▶

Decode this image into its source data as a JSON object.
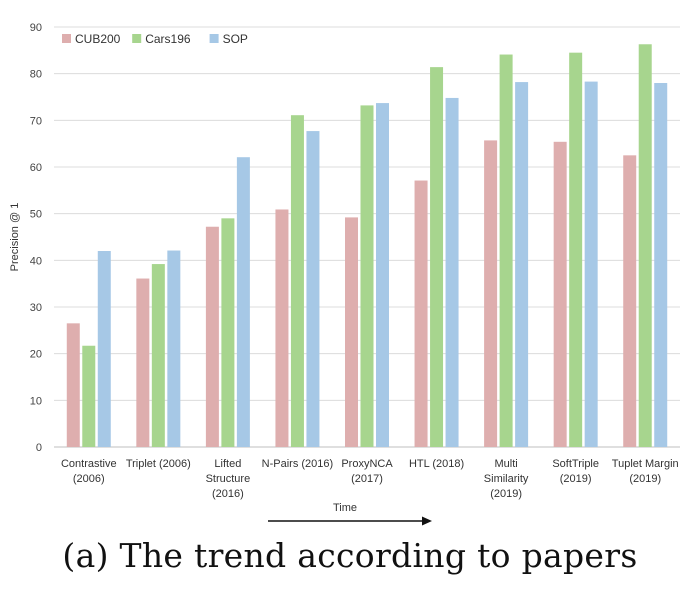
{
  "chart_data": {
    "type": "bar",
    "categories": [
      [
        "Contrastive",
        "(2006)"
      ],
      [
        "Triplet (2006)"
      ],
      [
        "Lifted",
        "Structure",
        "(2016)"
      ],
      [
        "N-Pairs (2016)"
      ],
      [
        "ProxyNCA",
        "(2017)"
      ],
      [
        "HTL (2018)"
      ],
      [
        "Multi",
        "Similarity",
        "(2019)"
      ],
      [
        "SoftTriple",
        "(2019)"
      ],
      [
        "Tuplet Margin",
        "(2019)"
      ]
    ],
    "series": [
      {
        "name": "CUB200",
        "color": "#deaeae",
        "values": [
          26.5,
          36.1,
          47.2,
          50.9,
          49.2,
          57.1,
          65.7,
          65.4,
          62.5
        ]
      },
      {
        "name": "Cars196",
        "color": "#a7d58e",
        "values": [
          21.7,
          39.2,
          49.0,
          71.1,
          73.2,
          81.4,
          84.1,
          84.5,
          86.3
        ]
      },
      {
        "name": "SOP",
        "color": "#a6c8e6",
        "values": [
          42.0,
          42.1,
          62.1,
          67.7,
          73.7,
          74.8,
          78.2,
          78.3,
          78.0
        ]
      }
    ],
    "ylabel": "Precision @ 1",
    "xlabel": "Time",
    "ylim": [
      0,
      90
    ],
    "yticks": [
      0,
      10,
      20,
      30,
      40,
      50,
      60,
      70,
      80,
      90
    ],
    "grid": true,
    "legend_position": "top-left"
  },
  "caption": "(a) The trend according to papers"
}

◀

OBJECTIVE: Only the number should be given: how many lines of the data contain the word "color"?

ANSWER IN FULL: 3